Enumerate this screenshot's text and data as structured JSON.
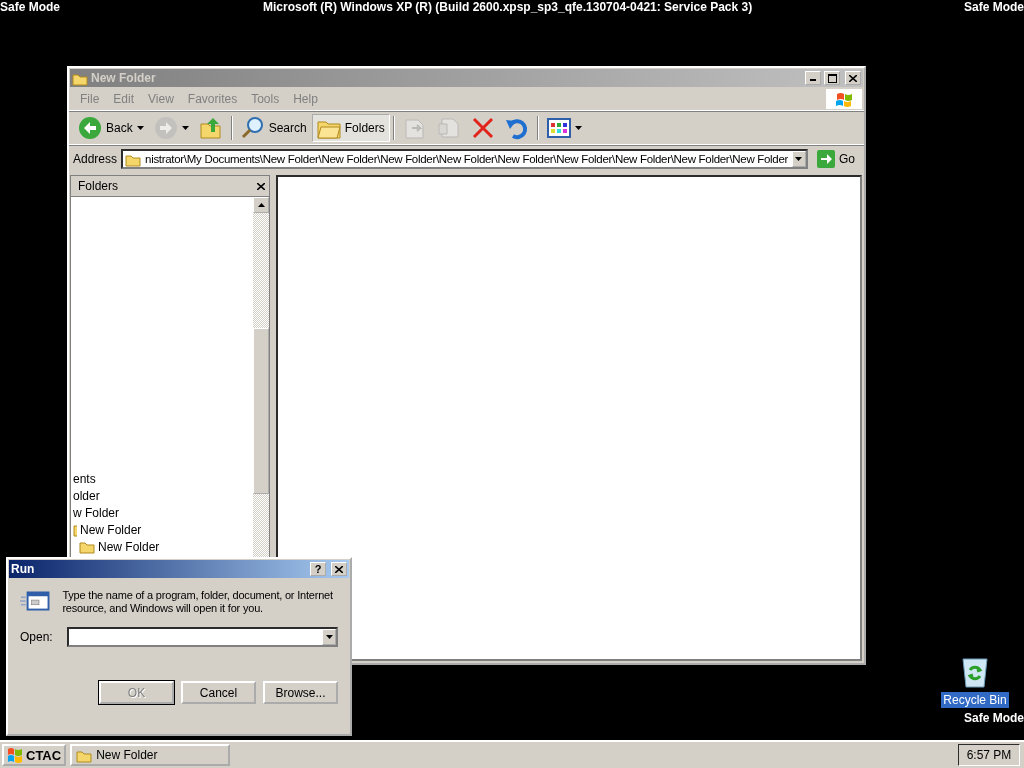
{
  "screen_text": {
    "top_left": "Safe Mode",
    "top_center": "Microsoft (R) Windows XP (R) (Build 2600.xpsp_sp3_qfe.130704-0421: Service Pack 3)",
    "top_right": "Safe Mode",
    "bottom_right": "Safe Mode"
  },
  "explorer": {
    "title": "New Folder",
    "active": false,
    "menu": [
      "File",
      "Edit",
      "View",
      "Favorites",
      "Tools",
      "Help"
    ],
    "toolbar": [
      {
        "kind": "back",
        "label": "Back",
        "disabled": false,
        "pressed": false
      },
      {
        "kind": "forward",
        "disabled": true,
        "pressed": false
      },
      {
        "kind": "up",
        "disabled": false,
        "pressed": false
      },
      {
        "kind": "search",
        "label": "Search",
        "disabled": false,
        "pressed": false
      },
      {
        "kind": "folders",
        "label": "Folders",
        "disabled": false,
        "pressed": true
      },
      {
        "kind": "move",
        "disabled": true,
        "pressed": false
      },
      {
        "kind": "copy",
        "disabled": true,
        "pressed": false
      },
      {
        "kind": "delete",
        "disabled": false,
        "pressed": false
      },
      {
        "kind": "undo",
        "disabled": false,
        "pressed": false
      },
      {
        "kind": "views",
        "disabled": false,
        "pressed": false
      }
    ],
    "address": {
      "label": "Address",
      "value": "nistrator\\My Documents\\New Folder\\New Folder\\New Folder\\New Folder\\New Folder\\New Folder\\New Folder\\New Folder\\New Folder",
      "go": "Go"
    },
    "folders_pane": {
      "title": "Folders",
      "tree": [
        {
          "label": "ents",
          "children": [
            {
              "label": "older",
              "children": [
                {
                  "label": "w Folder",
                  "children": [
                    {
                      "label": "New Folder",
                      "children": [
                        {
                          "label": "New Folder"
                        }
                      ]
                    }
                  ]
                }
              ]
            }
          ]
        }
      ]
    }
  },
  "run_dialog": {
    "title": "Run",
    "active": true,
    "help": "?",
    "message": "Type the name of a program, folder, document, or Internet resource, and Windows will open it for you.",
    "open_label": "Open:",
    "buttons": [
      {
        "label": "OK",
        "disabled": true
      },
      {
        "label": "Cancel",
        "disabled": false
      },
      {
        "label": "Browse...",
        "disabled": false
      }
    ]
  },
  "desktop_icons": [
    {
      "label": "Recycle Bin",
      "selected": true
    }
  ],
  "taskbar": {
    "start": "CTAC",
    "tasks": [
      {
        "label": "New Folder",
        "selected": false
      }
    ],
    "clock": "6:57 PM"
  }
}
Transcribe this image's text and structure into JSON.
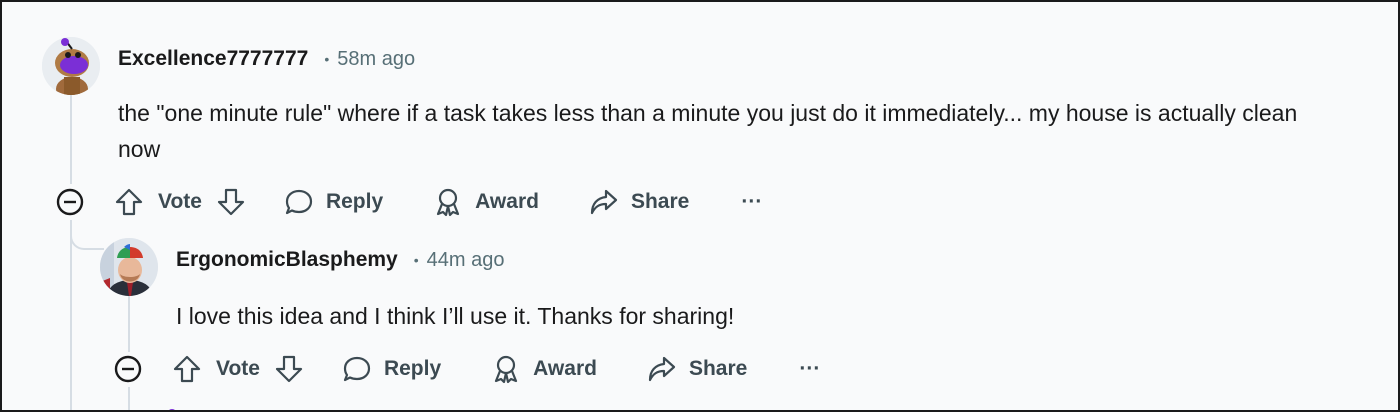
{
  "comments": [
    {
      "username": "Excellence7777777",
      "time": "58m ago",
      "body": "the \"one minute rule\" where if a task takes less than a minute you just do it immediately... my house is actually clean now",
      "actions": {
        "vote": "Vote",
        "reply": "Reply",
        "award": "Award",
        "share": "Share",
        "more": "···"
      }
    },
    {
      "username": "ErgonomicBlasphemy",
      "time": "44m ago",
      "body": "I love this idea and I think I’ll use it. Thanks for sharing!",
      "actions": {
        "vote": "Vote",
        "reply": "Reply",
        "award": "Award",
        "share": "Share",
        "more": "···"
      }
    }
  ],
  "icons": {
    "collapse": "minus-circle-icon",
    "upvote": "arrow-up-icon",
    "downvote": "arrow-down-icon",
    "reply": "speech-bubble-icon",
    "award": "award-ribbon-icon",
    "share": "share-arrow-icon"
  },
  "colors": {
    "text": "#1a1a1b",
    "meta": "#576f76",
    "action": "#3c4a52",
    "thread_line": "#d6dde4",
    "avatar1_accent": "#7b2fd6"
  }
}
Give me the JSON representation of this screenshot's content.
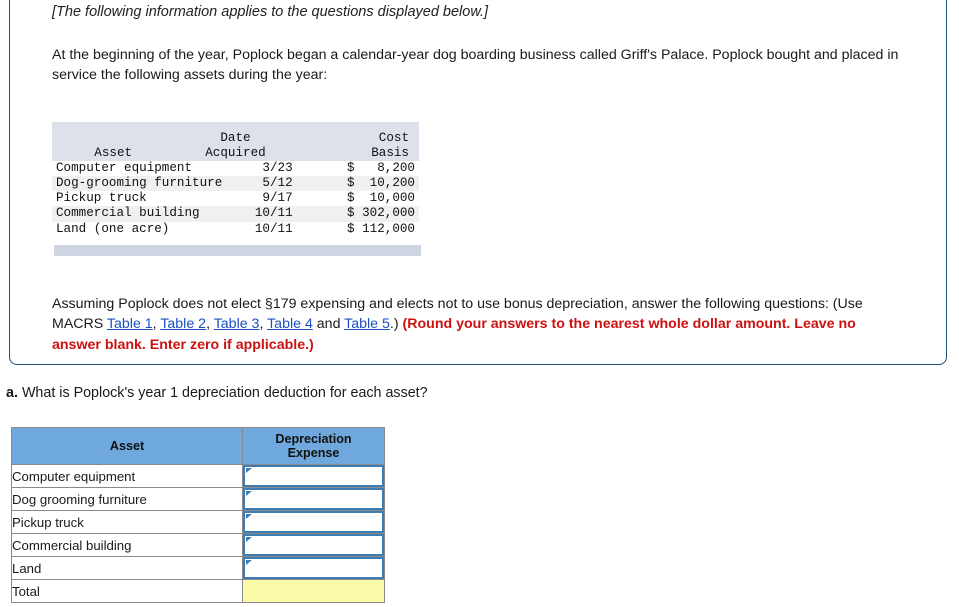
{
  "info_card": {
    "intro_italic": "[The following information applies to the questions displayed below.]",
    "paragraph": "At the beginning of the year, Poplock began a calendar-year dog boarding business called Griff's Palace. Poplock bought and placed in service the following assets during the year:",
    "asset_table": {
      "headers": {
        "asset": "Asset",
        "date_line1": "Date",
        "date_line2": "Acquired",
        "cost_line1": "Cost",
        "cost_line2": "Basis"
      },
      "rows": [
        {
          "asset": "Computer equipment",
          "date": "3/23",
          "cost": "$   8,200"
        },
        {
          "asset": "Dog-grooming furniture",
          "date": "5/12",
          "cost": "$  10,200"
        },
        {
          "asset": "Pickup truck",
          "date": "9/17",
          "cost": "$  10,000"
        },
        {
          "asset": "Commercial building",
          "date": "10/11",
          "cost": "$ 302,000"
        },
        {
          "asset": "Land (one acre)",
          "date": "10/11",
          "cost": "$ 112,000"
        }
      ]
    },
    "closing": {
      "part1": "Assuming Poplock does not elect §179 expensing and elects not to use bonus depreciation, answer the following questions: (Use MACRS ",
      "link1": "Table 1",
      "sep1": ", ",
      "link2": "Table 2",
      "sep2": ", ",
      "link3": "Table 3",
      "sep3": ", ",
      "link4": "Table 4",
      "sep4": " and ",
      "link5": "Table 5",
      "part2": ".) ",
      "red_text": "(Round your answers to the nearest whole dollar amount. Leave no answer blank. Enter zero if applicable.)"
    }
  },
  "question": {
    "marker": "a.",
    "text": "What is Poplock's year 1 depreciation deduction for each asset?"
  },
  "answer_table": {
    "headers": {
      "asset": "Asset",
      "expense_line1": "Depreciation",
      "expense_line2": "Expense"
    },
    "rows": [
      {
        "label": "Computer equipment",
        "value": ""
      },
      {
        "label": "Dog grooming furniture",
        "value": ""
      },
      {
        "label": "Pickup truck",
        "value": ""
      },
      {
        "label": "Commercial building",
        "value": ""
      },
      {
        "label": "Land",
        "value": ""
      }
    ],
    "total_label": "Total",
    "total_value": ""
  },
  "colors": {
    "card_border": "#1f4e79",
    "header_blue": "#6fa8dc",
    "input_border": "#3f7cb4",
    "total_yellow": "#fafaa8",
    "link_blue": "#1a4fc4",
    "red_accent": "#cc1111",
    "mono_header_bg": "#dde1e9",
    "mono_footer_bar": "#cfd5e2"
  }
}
····················
### TO BE DONE
Restate the data above exactly, stripping out each image.

### EXPECTED ANSWER
Enumerate this screenshot's text and data as structured JSON.
{
  "screen_text": {
    "top_left": "Safe Mode",
    "top_center": "Microsoft (R) Windows XP (R) (Build 2600.xpsp_sp3_qfe.130704-0421: Service Pack 3)",
    "top_right": "Safe Mode",
    "bottom_right": "Safe Mode"
  },
  "explorer": {
    "title": "New Folder",
    "active": false,
    "menu": [
      "File",
      "Edit",
      "View",
      "Favorites",
      "Tools",
      "Help"
    ],
    "toolbar": [
      {
        "kind": "back",
        "label": "Back",
        "disabled": false,
        "pressed": false
      },
      {
        "kind": "forward",
        "disabled": true,
        "pressed": false
      },
      {
        "kind": "up",
        "disabled": false,
        "pressed": false
      },
      {
        "kind": "search",
        "label": "Search",
        "disabled": false,
        "pressed": false
      },
      {
        "kind": "folders",
        "label": "Folders",
        "disabled": false,
        "pressed": true
      },
      {
        "kind": "move",
        "disabled": true,
        "pressed": false
      },
      {
        "kind": "copy",
        "disabled": true,
        "pressed": false
      },
      {
        "kind": "delete",
        "disabled": false,
        "pressed": false
      },
      {
        "kind": "undo",
        "disabled": false,
        "pressed": false
      },
      {
        "kind": "views",
        "disabled": false,
        "pressed": false
      }
    ],
    "address": {
      "label": "Address",
      "value": "nistrator\\My Documents\\New Folder\\New Folder\\New Folder\\New Folder\\New Folder\\New Folder\\New Folder\\New Folder\\New Folder",
      "go": "Go"
    },
    "folders_pane": {
      "title": "Folders",
      "tree": [
        {
          "label": "ents",
          "children": [
            {
              "label": "older",
              "children": [
                {
                  "label": "w Folder",
                  "children": [
                    {
                      "label": "New Folder",
                      "children": [
                        {
                          "label": "New Folder"
                        }
                      ]
                    }
                  ]
                }
              ]
            }
          ]
        }
      ]
    }
  },
  "run_dialog": {
    "title": "Run",
    "active": true,
    "help": "?",
    "message": "Type the name of a program, folder, document, or Internet resource, and Windows will open it for you.",
    "open_label": "Open:",
    "buttons": [
      {
        "label": "OK",
        "disabled": true
      },
      {
        "label": "Cancel",
        "disabled": false
      },
      {
        "label": "Browse...",
        "disabled": false
      }
    ]
  },
  "desktop_icons": [
    {
      "label": "Recycle Bin",
      "selected": true
    }
  ],
  "taskbar": {
    "start": "CTAC",
    "tasks": [
      {
        "label": "New Folder",
        "selected": false
      }
    ],
    "clock": "6:57 PM"
  }
}
Transcribe this image's text and structure into JSON.
{
  "comments": [
    {
      "username": "Excellence7777777",
      "time": "58m ago",
      "body": "the \"one minute rule\" where if a task takes less than a minute you just do it immediately... my house is actually clean now",
      "actions": {
        "vote": "Vote",
        "reply": "Reply",
        "award": "Award",
        "share": "Share",
        "more": "···"
      }
    },
    {
      "username": "ErgonomicBlasphemy",
      "time": "44m ago",
      "body": "I love this idea and I think I’ll use it. Thanks for sharing!",
      "actions": {
        "vote": "Vote",
        "reply": "Reply",
        "award": "Award",
        "share": "Share",
        "more": "···"
      }
    }
  ],
  "icons": {
    "collapse": "minus-circle-icon",
    "upvote": "arrow-up-icon",
    "downvote": "arrow-down-icon",
    "reply": "speech-bubble-icon",
    "award": "award-ribbon-icon",
    "share": "share-arrow-icon"
  },
  "colors": {
    "text": "#1a1a1b",
    "meta": "#576f76",
    "action": "#3c4a52",
    "thread_line": "#d6dde4",
    "avatar1_accent": "#7b2fd6"
  }
}
Give me the JSON representation of this screenshot's content.
{
  "info_card": {
    "intro_italic": "[The following information applies to the questions displayed below.]",
    "paragraph": "At the beginning of the year, Poplock began a calendar-year dog boarding business called Griff's Palace. Poplock bought and placed in service the following assets during the year:",
    "asset_table": {
      "headers": {
        "asset": "Asset",
        "date_line1": "Date",
        "date_line2": "Acquired",
        "cost_line1": "Cost",
        "cost_line2": "Basis"
      },
      "rows": [
        {
          "asset": "Computer equipment",
          "date": "3/23",
          "cost": "$   8,200"
        },
        {
          "asset": "Dog-grooming furniture",
          "date": "5/12",
          "cost": "$  10,200"
        },
        {
          "asset": "Pickup truck",
          "date": "9/17",
          "cost": "$  10,000"
        },
        {
          "asset": "Commercial building",
          "date": "10/11",
          "cost": "$ 302,000"
        },
        {
          "asset": "Land (one acre)",
          "date": "10/11",
          "cost": "$ 112,000"
        }
      ]
    },
    "closing": {
      "part1": "Assuming Poplock does not elect §179 expensing and elects not to use bonus depreciation, answer the following questions: (Use MACRS ",
      "link1": "Table 1",
      "sep1": ", ",
      "link2": "Table 2",
      "sep2": ", ",
      "link3": "Table 3",
      "sep3": ", ",
      "link4": "Table 4",
      "sep4": " and ",
      "link5": "Table 5",
      "part2": ".) ",
      "red_text": "(Round your answers to the nearest whole dollar amount. Leave no answer blank. Enter zero if applicable.)"
    }
  },
  "question": {
    "marker": "a.",
    "text": "What is Poplock's year 1 depreciation deduction for each asset?"
  },
  "answer_table": {
    "headers": {
      "asset": "Asset",
      "expense_line1": "Depreciation",
      "expense_line2": "Expense"
    },
    "rows": [
      {
        "label": "Computer equipment",
        "value": ""
      },
      {
        "label": "Dog grooming furniture",
        "value": ""
      },
      {
        "label": "Pickup truck",
        "value": ""
      },
      {
        "label": "Commercial building",
        "value": ""
      },
      {
        "label": "Land",
        "value": ""
      }
    ],
    "total_label": "Total",
    "total_value": ""
  },
  "colors": {
    "card_border": "#1f4e79",
    "header_blue": "#6fa8dc",
    "input_border": "#3f7cb4",
    "total_yellow": "#fafaa8",
    "link_blue": "#1a4fc4",
    "red_accent": "#cc1111",
    "mono_header_bg": "#dde1e9",
    "mono_footer_bar": "#cfd5e2"
  }
}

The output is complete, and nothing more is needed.